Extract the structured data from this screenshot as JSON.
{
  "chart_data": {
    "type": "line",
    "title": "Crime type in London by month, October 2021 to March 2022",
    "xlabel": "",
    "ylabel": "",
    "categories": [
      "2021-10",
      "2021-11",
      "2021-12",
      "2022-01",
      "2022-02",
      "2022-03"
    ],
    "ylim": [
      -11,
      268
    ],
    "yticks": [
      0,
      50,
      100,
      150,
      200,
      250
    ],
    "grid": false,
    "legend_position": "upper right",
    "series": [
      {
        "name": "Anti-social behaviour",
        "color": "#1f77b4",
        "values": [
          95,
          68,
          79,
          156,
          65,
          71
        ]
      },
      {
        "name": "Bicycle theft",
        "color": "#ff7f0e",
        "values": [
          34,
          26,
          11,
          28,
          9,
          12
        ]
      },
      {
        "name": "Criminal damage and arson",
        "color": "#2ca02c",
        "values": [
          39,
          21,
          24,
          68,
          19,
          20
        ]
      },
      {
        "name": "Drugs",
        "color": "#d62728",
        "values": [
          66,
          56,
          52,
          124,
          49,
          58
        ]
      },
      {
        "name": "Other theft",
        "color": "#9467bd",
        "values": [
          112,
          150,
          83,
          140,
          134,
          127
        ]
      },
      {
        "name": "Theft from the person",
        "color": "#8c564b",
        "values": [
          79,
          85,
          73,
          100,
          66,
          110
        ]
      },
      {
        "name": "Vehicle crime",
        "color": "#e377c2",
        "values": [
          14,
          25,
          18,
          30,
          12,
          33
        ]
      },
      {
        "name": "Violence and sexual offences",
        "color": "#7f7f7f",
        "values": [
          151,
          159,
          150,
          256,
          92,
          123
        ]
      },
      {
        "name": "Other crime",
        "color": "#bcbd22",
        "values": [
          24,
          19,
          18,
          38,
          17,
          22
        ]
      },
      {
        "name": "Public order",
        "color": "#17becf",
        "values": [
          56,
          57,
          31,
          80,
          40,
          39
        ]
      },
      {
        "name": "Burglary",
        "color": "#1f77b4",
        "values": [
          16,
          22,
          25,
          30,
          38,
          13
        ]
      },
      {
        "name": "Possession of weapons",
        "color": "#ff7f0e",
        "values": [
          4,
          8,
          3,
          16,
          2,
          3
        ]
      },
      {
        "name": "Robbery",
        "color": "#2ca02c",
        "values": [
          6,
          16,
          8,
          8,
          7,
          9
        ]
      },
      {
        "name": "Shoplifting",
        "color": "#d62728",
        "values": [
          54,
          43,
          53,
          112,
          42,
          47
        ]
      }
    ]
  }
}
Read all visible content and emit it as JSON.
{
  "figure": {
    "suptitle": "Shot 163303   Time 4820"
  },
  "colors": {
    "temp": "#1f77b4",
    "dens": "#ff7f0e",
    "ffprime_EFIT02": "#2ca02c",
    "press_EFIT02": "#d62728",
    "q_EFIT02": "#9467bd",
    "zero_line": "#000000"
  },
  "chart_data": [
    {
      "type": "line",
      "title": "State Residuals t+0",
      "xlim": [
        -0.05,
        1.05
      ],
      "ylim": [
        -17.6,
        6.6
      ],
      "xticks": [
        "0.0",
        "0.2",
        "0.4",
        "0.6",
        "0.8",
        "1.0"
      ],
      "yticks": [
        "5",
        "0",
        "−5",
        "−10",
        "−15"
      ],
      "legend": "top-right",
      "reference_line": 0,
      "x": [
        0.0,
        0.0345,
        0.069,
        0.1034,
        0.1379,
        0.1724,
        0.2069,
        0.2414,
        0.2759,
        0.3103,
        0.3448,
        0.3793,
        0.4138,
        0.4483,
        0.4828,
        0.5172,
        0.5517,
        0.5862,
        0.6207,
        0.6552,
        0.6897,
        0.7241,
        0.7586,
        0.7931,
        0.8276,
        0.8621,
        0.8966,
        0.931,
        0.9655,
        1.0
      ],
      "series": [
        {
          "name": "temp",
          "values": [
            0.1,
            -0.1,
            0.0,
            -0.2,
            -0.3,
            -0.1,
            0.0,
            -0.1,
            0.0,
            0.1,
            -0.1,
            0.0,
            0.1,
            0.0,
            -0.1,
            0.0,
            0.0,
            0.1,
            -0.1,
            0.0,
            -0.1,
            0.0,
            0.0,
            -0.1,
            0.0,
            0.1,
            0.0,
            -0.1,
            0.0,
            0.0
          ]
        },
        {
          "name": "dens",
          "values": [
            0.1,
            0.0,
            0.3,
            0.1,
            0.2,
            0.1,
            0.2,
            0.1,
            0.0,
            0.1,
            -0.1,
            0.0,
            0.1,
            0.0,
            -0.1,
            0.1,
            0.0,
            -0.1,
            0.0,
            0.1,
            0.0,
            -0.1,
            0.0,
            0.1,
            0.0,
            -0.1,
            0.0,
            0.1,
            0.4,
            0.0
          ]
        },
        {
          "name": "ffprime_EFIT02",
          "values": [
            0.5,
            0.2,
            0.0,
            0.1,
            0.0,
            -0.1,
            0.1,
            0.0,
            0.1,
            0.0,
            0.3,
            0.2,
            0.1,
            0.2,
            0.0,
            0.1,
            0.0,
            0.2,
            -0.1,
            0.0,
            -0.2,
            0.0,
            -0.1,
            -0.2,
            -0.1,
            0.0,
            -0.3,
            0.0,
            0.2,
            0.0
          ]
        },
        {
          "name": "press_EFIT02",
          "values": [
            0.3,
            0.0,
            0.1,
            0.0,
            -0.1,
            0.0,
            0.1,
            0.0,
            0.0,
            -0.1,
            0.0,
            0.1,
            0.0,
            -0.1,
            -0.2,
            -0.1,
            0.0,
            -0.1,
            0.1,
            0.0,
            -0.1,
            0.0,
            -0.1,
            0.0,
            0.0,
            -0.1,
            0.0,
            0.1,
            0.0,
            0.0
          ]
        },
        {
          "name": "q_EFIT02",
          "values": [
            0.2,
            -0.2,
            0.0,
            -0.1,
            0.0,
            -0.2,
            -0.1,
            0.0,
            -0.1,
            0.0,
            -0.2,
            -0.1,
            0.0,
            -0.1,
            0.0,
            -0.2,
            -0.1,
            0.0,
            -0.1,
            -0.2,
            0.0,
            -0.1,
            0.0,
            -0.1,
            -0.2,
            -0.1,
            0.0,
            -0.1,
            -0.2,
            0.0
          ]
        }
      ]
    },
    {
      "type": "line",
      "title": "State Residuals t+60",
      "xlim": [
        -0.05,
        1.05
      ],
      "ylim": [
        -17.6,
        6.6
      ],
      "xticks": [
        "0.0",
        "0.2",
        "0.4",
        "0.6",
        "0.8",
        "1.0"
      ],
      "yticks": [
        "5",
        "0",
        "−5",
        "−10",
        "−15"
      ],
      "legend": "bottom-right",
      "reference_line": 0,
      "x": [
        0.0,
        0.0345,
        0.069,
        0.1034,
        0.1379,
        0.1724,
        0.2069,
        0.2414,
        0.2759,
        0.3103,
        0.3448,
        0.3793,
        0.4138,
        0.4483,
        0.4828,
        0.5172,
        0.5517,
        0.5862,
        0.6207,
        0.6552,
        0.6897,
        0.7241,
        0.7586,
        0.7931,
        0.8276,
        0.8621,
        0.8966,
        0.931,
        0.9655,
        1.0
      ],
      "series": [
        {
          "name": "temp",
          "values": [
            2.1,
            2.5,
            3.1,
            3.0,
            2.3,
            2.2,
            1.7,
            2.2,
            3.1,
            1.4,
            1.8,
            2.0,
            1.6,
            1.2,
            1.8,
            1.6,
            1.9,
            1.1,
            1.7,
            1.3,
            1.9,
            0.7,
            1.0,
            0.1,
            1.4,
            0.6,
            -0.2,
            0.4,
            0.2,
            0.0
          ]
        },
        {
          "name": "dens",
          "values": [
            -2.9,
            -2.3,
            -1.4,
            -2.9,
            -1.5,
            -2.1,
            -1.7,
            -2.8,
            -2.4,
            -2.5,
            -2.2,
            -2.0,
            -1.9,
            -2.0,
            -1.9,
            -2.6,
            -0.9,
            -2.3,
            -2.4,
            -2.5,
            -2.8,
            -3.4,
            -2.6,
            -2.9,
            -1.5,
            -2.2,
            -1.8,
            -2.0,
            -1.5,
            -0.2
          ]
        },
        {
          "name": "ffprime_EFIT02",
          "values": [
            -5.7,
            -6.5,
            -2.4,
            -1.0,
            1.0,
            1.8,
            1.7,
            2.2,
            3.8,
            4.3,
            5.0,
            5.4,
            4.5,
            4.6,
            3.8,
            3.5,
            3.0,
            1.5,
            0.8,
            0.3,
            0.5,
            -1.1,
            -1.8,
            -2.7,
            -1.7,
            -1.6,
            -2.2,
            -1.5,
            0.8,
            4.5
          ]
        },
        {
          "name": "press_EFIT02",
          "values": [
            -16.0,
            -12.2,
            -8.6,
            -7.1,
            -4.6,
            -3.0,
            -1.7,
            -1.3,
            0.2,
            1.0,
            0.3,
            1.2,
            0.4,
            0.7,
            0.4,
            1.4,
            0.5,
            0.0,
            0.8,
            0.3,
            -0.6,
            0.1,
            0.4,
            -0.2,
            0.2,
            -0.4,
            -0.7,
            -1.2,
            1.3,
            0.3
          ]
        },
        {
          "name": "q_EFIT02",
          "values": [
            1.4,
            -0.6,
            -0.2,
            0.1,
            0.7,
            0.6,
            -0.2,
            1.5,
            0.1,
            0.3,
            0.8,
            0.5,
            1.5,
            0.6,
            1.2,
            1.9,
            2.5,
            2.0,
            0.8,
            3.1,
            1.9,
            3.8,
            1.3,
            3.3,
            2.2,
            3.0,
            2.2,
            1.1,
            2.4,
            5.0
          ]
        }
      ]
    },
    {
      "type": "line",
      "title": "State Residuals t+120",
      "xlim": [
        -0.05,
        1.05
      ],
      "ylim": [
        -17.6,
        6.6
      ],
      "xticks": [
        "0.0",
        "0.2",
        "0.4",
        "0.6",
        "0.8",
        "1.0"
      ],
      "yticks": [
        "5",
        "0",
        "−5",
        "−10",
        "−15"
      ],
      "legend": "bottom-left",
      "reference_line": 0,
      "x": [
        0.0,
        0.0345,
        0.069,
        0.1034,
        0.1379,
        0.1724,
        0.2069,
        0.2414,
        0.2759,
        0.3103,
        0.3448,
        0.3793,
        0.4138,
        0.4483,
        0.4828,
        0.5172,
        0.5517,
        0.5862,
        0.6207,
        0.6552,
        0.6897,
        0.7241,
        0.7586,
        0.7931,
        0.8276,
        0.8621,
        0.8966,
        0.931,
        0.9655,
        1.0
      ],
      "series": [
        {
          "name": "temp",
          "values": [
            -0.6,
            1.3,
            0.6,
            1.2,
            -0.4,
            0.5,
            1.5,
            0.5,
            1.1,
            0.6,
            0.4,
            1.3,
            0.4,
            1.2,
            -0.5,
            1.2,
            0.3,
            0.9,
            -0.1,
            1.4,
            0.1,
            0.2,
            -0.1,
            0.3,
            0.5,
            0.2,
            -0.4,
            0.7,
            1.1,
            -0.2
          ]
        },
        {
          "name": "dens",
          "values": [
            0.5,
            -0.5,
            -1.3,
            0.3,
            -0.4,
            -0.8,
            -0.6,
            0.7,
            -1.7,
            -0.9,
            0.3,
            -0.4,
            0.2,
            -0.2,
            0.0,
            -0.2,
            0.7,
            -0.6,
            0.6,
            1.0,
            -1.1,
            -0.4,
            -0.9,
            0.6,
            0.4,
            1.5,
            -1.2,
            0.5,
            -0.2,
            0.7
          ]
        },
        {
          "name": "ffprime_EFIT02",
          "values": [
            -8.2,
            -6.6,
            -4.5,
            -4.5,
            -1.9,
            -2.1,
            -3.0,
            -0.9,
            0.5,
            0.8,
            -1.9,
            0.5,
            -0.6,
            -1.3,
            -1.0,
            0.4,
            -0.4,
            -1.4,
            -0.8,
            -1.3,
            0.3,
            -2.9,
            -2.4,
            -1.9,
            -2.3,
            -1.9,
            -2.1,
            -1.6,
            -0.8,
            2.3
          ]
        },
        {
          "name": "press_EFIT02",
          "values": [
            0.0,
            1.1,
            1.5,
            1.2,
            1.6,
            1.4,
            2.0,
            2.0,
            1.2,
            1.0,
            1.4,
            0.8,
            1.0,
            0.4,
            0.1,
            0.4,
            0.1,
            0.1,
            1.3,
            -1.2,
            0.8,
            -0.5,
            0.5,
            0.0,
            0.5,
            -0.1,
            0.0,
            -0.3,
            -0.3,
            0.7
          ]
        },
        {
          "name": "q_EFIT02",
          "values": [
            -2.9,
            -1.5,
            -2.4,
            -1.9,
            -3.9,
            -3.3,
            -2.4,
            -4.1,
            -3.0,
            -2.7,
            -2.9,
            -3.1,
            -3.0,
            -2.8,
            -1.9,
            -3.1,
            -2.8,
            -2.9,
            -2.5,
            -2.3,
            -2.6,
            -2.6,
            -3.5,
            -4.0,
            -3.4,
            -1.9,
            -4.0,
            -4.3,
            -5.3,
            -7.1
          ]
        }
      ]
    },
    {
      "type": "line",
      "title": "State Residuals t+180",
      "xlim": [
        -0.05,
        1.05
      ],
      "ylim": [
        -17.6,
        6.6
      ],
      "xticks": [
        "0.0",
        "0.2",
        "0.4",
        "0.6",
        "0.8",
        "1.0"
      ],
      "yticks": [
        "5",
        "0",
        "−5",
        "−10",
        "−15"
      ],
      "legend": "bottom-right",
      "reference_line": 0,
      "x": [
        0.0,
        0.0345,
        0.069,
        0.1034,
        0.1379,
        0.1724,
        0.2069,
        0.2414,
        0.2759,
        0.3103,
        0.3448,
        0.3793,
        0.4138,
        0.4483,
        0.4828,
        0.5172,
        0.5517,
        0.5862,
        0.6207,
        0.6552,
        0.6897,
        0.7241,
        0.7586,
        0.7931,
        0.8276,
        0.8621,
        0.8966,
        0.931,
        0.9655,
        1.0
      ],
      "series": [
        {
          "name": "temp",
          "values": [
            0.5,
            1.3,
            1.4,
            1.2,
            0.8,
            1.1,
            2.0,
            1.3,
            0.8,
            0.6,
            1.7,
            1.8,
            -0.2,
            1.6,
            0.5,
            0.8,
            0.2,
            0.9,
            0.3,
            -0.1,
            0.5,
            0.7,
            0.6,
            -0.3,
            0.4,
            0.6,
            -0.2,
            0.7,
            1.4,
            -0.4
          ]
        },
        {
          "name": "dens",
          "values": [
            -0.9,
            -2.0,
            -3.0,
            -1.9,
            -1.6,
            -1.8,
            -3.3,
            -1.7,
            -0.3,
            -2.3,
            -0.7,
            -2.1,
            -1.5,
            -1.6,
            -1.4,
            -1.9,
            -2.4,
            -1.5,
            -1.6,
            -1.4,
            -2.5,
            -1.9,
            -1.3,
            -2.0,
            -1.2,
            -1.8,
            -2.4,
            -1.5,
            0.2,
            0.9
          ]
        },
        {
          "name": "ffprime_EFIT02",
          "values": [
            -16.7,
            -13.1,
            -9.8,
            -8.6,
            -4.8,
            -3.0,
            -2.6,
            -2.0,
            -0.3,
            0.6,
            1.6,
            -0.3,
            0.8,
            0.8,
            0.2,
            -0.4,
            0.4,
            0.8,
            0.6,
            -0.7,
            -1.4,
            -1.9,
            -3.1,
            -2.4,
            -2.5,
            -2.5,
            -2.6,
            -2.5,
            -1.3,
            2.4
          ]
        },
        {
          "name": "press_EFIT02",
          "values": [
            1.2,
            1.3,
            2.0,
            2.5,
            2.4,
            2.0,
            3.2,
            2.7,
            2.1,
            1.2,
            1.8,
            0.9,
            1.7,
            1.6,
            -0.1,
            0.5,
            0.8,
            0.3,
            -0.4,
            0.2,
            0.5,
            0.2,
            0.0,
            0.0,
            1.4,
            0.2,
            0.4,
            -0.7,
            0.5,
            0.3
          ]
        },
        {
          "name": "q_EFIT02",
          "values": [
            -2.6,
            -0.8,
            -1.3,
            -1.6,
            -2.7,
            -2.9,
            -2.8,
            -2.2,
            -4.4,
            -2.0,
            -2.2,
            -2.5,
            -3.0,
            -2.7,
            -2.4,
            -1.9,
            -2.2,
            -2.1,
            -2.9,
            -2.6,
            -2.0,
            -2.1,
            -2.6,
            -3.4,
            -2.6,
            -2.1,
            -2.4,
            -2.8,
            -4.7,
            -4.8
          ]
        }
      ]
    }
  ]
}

· · ·

SHORT EXERCISE => How many lines in these entries hold the string "JSON"? Answer with the number alone.

EXERCISE ANSWER => 2